[Records from a collection of figures]
+++

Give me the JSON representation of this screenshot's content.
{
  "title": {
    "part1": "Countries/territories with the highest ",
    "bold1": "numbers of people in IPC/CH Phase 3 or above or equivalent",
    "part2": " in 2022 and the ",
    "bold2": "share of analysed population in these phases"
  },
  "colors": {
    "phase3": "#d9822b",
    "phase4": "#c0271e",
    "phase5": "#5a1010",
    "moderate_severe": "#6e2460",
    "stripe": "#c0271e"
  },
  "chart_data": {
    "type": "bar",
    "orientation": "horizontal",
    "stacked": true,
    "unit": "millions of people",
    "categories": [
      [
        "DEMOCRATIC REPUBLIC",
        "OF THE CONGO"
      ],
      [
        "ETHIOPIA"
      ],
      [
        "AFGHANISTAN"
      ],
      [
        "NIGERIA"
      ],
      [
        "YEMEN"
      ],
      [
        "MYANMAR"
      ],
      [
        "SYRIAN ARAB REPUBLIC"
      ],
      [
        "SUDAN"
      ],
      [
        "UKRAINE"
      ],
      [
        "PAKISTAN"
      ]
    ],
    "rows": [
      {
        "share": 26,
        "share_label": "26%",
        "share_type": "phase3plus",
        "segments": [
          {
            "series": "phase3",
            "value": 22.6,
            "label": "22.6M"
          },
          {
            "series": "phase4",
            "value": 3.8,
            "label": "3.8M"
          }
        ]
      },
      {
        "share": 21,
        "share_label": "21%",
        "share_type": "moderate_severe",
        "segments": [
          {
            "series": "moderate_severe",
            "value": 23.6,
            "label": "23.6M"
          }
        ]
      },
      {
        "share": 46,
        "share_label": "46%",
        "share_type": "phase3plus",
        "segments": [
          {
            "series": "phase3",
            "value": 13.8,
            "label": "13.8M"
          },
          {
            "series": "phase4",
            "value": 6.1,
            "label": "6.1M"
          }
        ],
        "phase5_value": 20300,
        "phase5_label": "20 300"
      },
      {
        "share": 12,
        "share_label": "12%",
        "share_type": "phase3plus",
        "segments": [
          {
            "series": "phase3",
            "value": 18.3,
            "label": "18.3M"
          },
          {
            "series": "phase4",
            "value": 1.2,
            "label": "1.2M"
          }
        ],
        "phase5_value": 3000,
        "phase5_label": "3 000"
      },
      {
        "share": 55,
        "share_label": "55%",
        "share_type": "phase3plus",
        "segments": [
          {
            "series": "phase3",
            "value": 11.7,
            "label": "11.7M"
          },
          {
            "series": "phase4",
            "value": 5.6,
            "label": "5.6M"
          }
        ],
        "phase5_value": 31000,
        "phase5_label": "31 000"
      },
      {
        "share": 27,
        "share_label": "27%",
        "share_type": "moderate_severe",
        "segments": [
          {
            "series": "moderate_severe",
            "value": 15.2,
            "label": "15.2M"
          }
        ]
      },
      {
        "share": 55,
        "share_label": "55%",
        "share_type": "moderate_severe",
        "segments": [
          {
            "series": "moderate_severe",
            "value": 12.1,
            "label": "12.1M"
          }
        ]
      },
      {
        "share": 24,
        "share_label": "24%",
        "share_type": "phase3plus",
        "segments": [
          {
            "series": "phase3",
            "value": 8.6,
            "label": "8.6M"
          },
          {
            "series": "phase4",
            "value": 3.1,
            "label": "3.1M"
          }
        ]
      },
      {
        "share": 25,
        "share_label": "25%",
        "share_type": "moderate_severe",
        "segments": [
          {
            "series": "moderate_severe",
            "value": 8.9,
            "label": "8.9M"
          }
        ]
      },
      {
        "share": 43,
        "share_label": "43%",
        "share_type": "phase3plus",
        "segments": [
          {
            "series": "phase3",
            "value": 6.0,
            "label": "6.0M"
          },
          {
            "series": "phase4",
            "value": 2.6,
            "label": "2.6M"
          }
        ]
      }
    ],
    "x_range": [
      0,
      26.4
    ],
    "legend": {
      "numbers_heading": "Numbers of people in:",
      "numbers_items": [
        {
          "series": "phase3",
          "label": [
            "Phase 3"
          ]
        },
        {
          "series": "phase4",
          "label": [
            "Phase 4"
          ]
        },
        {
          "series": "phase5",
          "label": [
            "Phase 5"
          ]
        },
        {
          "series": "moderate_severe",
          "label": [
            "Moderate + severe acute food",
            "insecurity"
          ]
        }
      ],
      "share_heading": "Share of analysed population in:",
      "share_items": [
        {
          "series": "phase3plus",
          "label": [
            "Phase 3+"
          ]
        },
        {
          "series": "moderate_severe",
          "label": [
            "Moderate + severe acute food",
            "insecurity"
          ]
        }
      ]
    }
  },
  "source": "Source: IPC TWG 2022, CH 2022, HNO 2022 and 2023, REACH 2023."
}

+++

> _The problem_
Make a copy of each line that contains the string "REPUBLIC".

> _Answer for the task_
        "DEMOCRATIC REPUBLIC",
        "SYRIAN ARAB REPUBLIC"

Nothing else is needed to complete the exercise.